[Source records]
......

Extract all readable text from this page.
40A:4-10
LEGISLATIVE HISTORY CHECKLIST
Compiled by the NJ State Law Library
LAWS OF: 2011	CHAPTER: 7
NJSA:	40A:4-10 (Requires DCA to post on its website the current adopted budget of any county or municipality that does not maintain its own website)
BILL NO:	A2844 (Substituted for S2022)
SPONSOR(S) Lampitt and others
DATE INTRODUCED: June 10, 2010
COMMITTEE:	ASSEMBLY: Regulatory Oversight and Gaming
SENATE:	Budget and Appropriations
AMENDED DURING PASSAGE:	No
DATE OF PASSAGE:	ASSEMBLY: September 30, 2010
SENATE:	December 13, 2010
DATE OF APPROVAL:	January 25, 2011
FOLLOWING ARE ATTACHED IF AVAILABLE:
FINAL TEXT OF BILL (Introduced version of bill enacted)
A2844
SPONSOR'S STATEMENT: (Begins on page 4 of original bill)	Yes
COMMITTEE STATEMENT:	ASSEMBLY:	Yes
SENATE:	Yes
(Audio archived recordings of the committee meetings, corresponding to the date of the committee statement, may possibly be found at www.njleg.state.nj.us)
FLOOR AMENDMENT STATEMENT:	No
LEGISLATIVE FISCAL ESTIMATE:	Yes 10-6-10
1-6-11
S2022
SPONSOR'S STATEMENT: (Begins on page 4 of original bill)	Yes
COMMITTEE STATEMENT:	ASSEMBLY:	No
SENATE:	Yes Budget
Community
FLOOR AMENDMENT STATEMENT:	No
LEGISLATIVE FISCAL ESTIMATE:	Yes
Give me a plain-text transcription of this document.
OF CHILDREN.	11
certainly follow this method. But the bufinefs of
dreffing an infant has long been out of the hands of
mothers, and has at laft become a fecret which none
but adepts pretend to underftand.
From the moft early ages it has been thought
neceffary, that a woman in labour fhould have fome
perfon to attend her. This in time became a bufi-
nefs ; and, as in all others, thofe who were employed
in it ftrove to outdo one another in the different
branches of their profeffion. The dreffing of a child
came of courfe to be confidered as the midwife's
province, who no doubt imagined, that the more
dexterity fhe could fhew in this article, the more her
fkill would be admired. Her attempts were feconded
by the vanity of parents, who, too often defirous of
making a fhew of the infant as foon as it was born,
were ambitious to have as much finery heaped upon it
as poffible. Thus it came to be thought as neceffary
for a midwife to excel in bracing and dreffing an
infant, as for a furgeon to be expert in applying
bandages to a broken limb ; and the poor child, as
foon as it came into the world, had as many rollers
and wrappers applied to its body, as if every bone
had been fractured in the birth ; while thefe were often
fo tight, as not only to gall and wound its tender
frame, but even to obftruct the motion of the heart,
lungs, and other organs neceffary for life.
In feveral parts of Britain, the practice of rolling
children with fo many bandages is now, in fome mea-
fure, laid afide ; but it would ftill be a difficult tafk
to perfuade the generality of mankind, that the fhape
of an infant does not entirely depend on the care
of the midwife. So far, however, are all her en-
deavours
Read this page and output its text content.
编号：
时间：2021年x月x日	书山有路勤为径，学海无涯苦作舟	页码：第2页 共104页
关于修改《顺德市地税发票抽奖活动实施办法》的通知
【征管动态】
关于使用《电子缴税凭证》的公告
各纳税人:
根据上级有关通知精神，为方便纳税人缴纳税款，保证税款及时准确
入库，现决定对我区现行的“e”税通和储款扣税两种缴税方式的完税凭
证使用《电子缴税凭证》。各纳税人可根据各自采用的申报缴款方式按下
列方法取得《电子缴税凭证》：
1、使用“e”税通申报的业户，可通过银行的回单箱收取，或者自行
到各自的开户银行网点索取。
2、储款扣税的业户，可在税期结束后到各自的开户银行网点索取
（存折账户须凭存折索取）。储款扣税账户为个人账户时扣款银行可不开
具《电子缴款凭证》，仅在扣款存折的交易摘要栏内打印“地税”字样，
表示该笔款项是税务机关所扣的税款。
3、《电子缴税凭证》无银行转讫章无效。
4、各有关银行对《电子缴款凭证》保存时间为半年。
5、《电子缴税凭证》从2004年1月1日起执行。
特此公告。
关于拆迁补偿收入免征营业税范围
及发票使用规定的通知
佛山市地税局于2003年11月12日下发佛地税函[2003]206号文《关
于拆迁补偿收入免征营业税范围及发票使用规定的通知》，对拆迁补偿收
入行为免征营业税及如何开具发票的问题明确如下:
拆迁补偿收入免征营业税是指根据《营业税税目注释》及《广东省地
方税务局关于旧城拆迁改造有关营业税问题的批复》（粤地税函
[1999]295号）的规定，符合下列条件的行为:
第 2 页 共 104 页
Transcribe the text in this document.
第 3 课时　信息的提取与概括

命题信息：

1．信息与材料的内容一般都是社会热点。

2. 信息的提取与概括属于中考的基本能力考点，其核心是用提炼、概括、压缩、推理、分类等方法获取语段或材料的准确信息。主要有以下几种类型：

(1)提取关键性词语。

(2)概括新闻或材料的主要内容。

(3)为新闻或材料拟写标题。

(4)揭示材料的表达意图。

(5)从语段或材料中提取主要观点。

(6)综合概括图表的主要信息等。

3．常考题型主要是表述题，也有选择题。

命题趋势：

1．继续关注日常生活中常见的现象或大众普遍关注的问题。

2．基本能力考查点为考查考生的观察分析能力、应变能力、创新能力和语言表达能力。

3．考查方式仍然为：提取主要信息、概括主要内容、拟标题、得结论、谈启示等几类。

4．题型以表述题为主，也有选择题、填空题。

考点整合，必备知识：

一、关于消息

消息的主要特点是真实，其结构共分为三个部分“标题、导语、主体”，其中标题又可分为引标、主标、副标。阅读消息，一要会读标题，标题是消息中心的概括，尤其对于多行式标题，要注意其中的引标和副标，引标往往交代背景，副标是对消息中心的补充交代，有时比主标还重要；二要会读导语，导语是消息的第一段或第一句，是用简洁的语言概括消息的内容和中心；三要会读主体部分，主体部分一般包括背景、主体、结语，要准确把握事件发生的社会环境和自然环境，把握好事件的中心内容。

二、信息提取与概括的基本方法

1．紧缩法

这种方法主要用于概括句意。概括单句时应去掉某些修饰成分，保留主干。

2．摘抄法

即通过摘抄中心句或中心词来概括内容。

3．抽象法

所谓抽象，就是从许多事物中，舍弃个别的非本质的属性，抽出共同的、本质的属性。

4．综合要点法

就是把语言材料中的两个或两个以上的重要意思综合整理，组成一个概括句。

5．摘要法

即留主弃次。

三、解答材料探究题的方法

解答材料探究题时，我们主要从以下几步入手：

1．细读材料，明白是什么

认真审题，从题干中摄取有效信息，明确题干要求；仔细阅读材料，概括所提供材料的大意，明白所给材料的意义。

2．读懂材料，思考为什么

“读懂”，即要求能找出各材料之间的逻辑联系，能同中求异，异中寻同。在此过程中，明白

......

■ Short problem: Reproduce the complete set of lines precisely as supplied.

■ Final result:
Extract all readable text from this page.
40A:4-10
LEGISLATIVE HISTORY CHECKLIST
Compiled by the NJ State Law Library
LAWS OF: 2011	CHAPTER: 7
NJSA:	40A:4-10 (Requires DCA to post on its website the current adopted budget of any county or municipality that does not maintain its own website)
BILL NO:	A2844 (Substituted for S2022)
SPONSOR(S) Lampitt and others
DATE INTRODUCED: June 10, 2010
COMMITTEE:	ASSEMBLY: Regulatory Oversight and Gaming
SENATE:	Budget and Appropriations
AMENDED DURING PASSAGE:	No
DATE OF PASSAGE:	ASSEMBLY: September 30, 2010
SENATE:	December 13, 2010
DATE OF APPROVAL:	January 25, 2011
FOLLOWING ARE ATTACHED IF AVAILABLE:
FINAL TEXT OF BILL (Introduced version of bill enacted)
A2844
SPONSOR'S STATEMENT: (Begins on page 4 of original bill)	Yes
COMMITTEE STATEMENT:	ASSEMBLY:	Yes
SENATE:	Yes
(Audio archived recordings of the committee meetings, corresponding to the date of the committee statement, may possibly be found at www.njleg.state.nj.us)
FLOOR AMENDMENT STATEMENT:	No
LEGISLATIVE FISCAL ESTIMATE:	Yes 10-6-10
1-6-11
S2022
SPONSOR'S STATEMENT: (Begins on page 4 of original bill)	Yes
COMMITTEE STATEMENT:	ASSEMBLY:	No
SENATE:	Yes Budget
Community
FLOOR AMENDMENT STATEMENT:	No
LEGISLATIVE FISCAL ESTIMATE:	Yes
Give me a plain-text transcription of this document.
OF CHILDREN.	11
certainly follow this method. But the bufinefs of
dreffing an infant has long been out of the hands of
mothers, and has at laft become a fecret which none
but adepts pretend to underftand.
From the moft early ages it has been thought
neceffary, that a woman in labour fhould have fome
perfon to attend her. This in time became a bufi-
nefs ; and, as in all others, thofe who were employed
in it ftrove to outdo one another in the different
branches of their profeffion. The dreffing of a child
came of courfe to be confidered as the midwife's
province, who no doubt imagined, that the more
dexterity fhe could fhew in this article, the more her
fkill would be admired. Her attempts were feconded
by the vanity of parents, who, too often defirous of
making a fhew of the infant as foon as it was born,
were ambitious to have as much finery heaped upon it
as poffible. Thus it came to be thought as neceffary
for a midwife to excel in bracing and dreffing an
infant, as for a furgeon to be expert in applying
bandages to a broken limb ; and the poor child, as
foon as it came into the world, had as many rollers
and wrappers applied to its body, as if every bone
had been fractured in the birth ; while thefe were often
fo tight, as not only to gall and wound its tender
frame, but even to obftruct the motion of the heart,
lungs, and other organs neceffary for life.
In feveral parts of Britain, the practice of rolling
children with fo many bandages is now, in fome mea-
fure, laid afide ; but it would ftill be a difficult tafk
to perfuade the generality of mankind, that the fhape
of an infant does not entirely depend on the care
of the midwife. So far, however, are all her en-
deavours
Read this page and output its text content.
编号：
时间：2021年x月x日	书山有路勤为径，学海无涯苦作舟	页码：第2页 共104页
关于修改《顺德市地税发票抽奖活动实施办法》的通知
【征管动态】
关于使用《电子缴税凭证》的公告
各纳税人:
根据上级有关通知精神，为方便纳税人缴纳税款，保证税款及时准确
入库，现决定对我区现行的“e”税通和储款扣税两种缴税方式的完税凭
证使用《电子缴税凭证》。各纳税人可根据各自采用的申报缴款方式按下
列方法取得《电子缴税凭证》：
1、使用“e”税通申报的业户，可通过银行的回单箱收取，或者自行
到各自的开户银行网点索取。
2、储款扣税的业户，可在税期结束后到各自的开户银行网点索取
（存折账户须凭存折索取）。储款扣税账户为个人账户时扣款银行可不开
具《电子缴款凭证》，仅在扣款存折的交易摘要栏内打印“地税”字样，
表示该笔款项是税务机关所扣的税款。
3、《电子缴税凭证》无银行转讫章无效。
4、各有关银行对《电子缴款凭证》保存时间为半年。
5、《电子缴税凭证》从2004年1月1日起执行。
特此公告。
关于拆迁补偿收入免征营业税范围
及发票使用规定的通知
佛山市地税局于2003年11月12日下发佛地税函[2003]206号文《关
于拆迁补偿收入免征营业税范围及发票使用规定的通知》，对拆迁补偿收
入行为免征营业税及如何开具发票的问题明确如下:
拆迁补偿收入免征营业税是指根据《营业税税目注释》及《广东省地
方税务局关于旧城拆迁改造有关营业税问题的批复》（粤地税函
[1999]295号）的规定，符合下列条件的行为:
第 2 页 共 104 页
Transcribe the text in this document.
第 3 课时　信息的提取与概括

命题信息：

1．信息与材料的内容一般都是社会热点。

2. 信息的提取与概括属于中考的基本能力考点，其核心是用提炼、概括、压缩、推理、分类等方法获取语段或材料的准确信息。主要有以下几种类型：

(1)提取关键性词语。

(2)概括新闻或材料的主要内容。

(3)为新闻或材料拟写标题。

(4)揭示材料的表达意图。

(5)从语段或材料中提取主要观点。

(6)综合概括图表的主要信息等。

3．常考题型主要是表述题，也有选择题。

命题趋势：

1．继续关注日常生活中常见的现象或大众普遍关注的问题。

2．基本能力考查点为考查考生的观察分析能力、应变能力、创新能力和语言表达能力。

3．考查方式仍然为：提取主要信息、概括主要内容、拟标题、得结论、谈启示等几类。

4．题型以表述题为主，也有选择题、填空题。

考点整合，必备知识：

一、关于消息

消息的主要特点是真实，其结构共分为三个部分“标题、导语、主体”，其中标题又可分为引标、主标、副标。阅读消息，一要会读标题，标题是消息中心的概括，尤其对于多行式标题，要注意其中的引标和副标，引标往往交代背景，副标是对消息中心的补充交代，有时比主标还重要；二要会读导语，导语是消息的第一段或第一句，是用简洁的语言概括消息的内容和中心；三要会读主体部分，主体部分一般包括背景、主体、结语，要准确把握事件发生的社会环境和自然环境，把握好事件的中心内容。

二、信息提取与概括的基本方法

1．紧缩法

这种方法主要用于概括句意。概括单句时应去掉某些修饰成分，保留主干。

2．摘抄法

即通过摘抄中心句或中心词来概括内容。

3．抽象法

所谓抽象，就是从许多事物中，舍弃个别的非本质的属性，抽出共同的、本质的属性。

4．综合要点法

就是把语言材料中的两个或两个以上的重要意思综合整理，组成一个概括句。

5．摘要法

即留主弃次。

三、解答材料探究题的方法

解答材料探究题时，我们主要从以下几步入手：

1．细读材料，明白是什么

认真审题，从题干中摄取有效信息，明确题干要求；仔细阅读材料，概括所提供材料的大意，明白所给材料的意义。

2．读懂材料，思考为什么

“读懂”，即要求能找出各材料之间的逻辑联系，能同中求异，异中寻同。在此过程中，明白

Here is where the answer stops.